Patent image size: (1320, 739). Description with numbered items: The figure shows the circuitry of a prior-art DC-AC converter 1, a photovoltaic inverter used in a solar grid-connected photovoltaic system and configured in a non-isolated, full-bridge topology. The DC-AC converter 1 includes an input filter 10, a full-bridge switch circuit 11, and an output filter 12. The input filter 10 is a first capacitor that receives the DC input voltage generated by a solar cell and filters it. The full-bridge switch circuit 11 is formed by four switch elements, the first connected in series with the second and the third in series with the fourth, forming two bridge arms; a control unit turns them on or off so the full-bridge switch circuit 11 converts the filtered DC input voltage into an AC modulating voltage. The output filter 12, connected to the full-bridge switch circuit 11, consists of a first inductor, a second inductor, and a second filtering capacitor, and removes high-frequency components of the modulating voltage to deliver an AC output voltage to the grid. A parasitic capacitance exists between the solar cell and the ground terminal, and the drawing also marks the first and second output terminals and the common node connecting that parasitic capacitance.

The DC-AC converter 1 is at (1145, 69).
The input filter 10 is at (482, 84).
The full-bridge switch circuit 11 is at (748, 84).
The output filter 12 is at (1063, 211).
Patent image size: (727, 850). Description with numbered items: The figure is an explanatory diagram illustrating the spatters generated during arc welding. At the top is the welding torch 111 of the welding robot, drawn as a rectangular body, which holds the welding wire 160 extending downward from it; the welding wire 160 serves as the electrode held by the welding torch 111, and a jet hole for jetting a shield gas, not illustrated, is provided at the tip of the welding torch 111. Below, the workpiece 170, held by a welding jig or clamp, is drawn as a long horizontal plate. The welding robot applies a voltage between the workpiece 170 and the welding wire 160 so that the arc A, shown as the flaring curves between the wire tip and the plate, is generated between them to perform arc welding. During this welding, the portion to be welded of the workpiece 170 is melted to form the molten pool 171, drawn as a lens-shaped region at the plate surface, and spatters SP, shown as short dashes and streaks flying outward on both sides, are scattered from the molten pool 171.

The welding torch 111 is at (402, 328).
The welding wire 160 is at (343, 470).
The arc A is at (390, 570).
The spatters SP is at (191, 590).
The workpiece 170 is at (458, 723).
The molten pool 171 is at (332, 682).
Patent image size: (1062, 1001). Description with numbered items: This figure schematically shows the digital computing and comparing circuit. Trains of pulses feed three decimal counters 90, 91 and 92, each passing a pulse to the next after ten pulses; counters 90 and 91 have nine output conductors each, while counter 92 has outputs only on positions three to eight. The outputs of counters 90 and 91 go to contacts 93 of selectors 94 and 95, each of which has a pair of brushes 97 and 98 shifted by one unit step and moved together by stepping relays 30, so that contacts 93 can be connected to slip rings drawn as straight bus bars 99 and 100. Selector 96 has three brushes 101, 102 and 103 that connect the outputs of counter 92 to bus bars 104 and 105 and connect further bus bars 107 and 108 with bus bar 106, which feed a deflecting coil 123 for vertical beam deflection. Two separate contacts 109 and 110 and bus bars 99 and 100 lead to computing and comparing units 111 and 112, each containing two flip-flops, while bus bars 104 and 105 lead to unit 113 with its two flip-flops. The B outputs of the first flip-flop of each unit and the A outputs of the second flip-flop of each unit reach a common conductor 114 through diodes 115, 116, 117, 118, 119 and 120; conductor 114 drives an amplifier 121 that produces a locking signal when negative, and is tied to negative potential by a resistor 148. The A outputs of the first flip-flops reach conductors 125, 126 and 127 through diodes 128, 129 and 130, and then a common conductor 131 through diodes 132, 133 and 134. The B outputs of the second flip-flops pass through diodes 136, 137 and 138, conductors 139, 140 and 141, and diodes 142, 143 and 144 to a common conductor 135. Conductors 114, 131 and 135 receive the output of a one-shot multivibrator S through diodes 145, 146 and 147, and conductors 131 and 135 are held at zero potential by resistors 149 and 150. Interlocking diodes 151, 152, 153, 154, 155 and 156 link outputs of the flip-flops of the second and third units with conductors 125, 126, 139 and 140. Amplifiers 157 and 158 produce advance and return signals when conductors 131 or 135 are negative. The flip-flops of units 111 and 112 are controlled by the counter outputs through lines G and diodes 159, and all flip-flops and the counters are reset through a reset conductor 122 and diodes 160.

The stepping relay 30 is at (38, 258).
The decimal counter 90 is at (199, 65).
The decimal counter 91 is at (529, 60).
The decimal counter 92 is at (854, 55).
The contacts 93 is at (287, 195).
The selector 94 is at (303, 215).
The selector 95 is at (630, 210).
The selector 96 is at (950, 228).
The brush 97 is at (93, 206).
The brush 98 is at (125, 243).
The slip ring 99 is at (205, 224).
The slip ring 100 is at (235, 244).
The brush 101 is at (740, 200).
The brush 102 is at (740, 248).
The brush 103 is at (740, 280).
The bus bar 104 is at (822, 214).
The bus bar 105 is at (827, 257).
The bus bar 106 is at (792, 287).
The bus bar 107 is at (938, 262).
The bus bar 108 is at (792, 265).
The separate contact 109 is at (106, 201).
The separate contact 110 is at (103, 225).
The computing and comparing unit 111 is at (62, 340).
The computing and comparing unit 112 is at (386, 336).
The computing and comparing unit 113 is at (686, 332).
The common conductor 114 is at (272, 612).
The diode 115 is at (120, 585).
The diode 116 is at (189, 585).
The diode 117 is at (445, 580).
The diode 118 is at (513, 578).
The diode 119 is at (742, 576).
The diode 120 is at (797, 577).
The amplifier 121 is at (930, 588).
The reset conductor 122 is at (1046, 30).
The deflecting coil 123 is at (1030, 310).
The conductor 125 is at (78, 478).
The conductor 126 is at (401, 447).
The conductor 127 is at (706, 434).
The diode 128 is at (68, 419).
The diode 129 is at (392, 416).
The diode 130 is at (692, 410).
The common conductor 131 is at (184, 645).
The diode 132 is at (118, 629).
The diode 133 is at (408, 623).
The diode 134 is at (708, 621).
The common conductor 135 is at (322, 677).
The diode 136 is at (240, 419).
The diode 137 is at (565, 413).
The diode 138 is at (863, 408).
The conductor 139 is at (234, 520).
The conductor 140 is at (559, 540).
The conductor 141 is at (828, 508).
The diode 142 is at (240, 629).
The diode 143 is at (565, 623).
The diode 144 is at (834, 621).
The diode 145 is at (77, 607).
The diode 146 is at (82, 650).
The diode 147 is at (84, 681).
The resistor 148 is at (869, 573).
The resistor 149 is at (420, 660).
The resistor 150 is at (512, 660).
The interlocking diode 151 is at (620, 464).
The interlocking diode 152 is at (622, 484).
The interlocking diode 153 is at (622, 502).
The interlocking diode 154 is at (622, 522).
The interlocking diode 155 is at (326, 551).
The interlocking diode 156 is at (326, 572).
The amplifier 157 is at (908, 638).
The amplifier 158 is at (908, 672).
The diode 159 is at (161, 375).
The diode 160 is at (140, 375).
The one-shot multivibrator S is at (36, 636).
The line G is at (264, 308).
※
Given problem – Arrange all of the lines above as a numbered list, leaving out the blank lines.

Full output –
1. Patent image size: (1320, 739). Description with numbered items: The figure shows the circuitry of a prior-art DC-AC converter 1, a photovoltaic inverter used in a solar grid-connected photovoltaic system and configured in a non-isolated, full-bridge topology. The DC-AC converter 1 includes an input filter 10, a full-bridge switch circuit 11, and an output filter 12. The input filter 10 is a first capacitor that receives the DC input voltage generated by a solar cell and filters it. The full-bridge switch circuit 11 is formed by four switch elements, the first connected in series with the second and the third in series with the fourth, forming two bridge arms; a control unit turns them on or off so the full-bridge switch circuit 11 converts the filtered DC input voltage into an AC modulating voltage. The output filter 12, connected to the full-bridge switch circuit 11, consists of a first inductor, a second inductor, and a second filtering capacitor, and removes high-frequency components of the modulating voltage to deliver an AC output voltage to the grid. A parasitic capacitance exists between the solar cell and the ground terminal, and the drawing also marks the first and second output terminals and the common node connecting that parasitic capacitance.
2. The DC-AC converter 1 is at (1145, 69).
3. The input filter 10 is at (482, 84).
4. The full-bridge switch circuit 11 is at (748, 84).
5. The output filter 12 is at (1063, 211).
6. Patent image size: (727, 850). Description with numbered items: The figure is an explanatory diagram illustrating the spatters generated during arc welding. At the top is the welding torch 111 of the welding robot, drawn as a rectangular body, which holds the welding wire 160 extending downward from it; the welding wire 160 serves as the electrode held by the welding torch 111, and a jet hole for jetting a shield gas, not illustrated, is provided at the tip of the welding torch 111. Below, the workpiece 170, held by a welding jig or clamp, is drawn as a long horizontal plate. The welding robot applies a voltage between the workpiece 170 and the welding wire 160 so that the arc A, shown as the flaring curves between the wire tip and the plate, is generated between them to perform arc welding. During this welding, the portion to be welded of the workpiece 170 is melted to form the molten pool 171, drawn as a lens-shaped region at the plate surface, and spatters SP, shown as short dashes and streaks flying outward on both sides, are scattered from the molten pool 171.
7. The welding torch 111 is at (402, 328).
8. The welding wire 160 is at (343, 470).
9. The arc A is at (390, 570).
10. The spatters SP is at (191, 590).
11. The workpiece 170 is at (458, 723).
12. The molten pool 171 is at (332, 682).
13. Patent image size: (1062, 1001). Description with numbered items: This figure schematically shows the digital computing and comparing circuit. Trains of pulses feed three decimal counters 90, 91 and 92, each passing a pulse to the next after ten pulses; counters 90 and 91 have nine output conductors each, while counter 92 has outputs only on positions three to eight. The outputs of counters 90 and 91 go to contacts 93 of selectors 94 and 95, each of which has a pair of brushes 97 and 98 shifted by one unit step and moved together by stepping relays 30, so that contacts 93 can be connected to slip rings drawn as straight bus bars 99 and 100. Selector 96 has three brushes 101, 102 and 103 that connect the outputs of counter 92 to bus bars 104 and 105 and connect further bus bars 107 and 108 with bus bar 106, which feed a deflecting coil 123 for vertical beam deflection. Two separate contacts 109 and 110 and bus bars 99 and 100 lead to computing and comparing units 111 and 112, each containing two flip-flops, while bus bars 104 and 105 lead to unit 113 with its two flip-flops. The B outputs of the first flip-flop of each unit and the A outputs of the second flip-flop of each unit reach a common conductor 114 through diodes 115, 116, 117, 118, 119 and 120; conductor 114 drives an amplifier 121 that produces a locking signal when negative, and is tied to negative potential by a resistor 148. The A outputs of the first flip-flops reach conductors 125, 126 and 127 through diodes 128, 129 and 130, and then a common conductor 131 through diodes 132, 133 and 134. The B outputs of the second flip-flops pass through diodes 136, 137 and 138, conductors 139, 140 and 141, and diodes 142, 143 and 144 to a common conductor 135. Conductors 114, 131 and 135 receive the output of a one-shot multivibrator S through diodes 145, 146 and 147, and conductors 131 and 135 are held at zero potential by resistors 149 and 150. Interlocking diodes 151, 152, 153, 154, 155 and 156 link outputs of the flip-flops of the second and third units with conductors 125, 126, 139 and 140. Amplifiers 157 and 158 produce advance and return signals when conductors 131 or 135 are negative. The flip-flops of units 111 and 112 are controlled by the counter outputs through lines G and diodes 159, and all flip-flops and the counters are reset through a reset conductor 122 and diodes 160.
14. The stepping relay 30 is at (38, 258).
15. The decimal counter 90 is at (199, 65).
16. The decimal counter 91 is at (529, 60).
17. The decimal counter 92 is at (854, 55).
18. The contacts 93 is at (287, 195).
19. The selector 94 is at (303, 215).
20. The selector 95 is at (630, 210).
21. The selector 96 is at (950, 228).
22. The brush 97 is at (93, 206).
23. The brush 98 is at (125, 243).
24. The slip ring 99 is at (205, 224).
25. The slip ring 100 is at (235, 244).
26. The brush 101 is at (740, 200).
27. The brush 102 is at (740, 248).
28. The brush 103 is at (740, 280).
29. The bus bar 104 is at (822, 214).
30. The bus bar 105 is at (827, 257).
31. The bus bar 106 is at (792, 287).
32. The bus bar 107 is at (938, 262).
33. The bus bar 108 is at (792, 265).
34. The separate contact 109 is at (106, 201).
35. The separate contact 110 is at (103, 225).
36. The computing and comparing unit 111 is at (62, 340).
37. The computing and comparing unit 112 is at (386, 336).
38. The computing and comparing unit 113 is at (686, 332).
39. The common conductor 114 is at (272, 612).
40. The diode 115 is at (120, 585).
41. The diode 116 is at (189, 585).
42. The diode 117 is at (445, 580).
43. The diode 118 is at (513, 578).
44. The diode 119 is at (742, 576).
45. The diode 120 is at (797, 577).
46. The amplifier 121 is at (930, 588).
47. The reset conductor 122 is at (1046, 30).
48. The deflecting coil 123 is at (1030, 310).
49. The conductor 125 is at (78, 478).
50. The conductor 126 is at (401, 447).
51. The conductor 127 is at (706, 434).
52. The diode 128 is at (68, 419).
53. The diode 129 is at (392, 416).
54. The diode 130 is at (692, 410).
55. The common conductor 131 is at (184, 645).
56. The diode 132 is at (118, 629).
57. The diode 133 is at (408, 623).
58. The diode 134 is at (708, 621).
59. The common conductor 135 is at (322, 677).
60. The diode 136 is at (240, 419).
61. The diode 137 is at (565, 413).
62. The diode 138 is at (863, 408).
63. The conductor 139 is at (234, 520).
64. The conductor 140 is at (559, 540).
65. The conductor 141 is at (828, 508).
66. The diode 142 is at (240, 629).
67. The diode 143 is at (565, 623).
68. The diode 144 is at (834, 621).
69. The diode 145 is at (77, 607).
70. The diode 146 is at (82, 650).
71. The diode 147 is at (84, 681).
72. The resistor 148 is at (869, 573).
73. The resistor 149 is at (420, 660).
74. The resistor 150 is at (512, 660).
75. The interlocking diode 151 is at (620, 464).
76. The interlocking diode 152 is at (622, 484).
77. The interlocking diode 153 is at (622, 502).
78. The interlocking diode 154 is at (622, 522).
79. The interlocking diode 155 is at (326, 551).
80. The interlocking diode 156 is at (326, 572).
81. The amplifier 157 is at (908, 638).
82. The amplifier 158 is at (908, 672).
83. The diode 159 is at (161, 375).
84. The diode 160 is at (140, 375).
85. The one-shot multivibrator S is at (36, 636).
86. The line G is at (264, 308).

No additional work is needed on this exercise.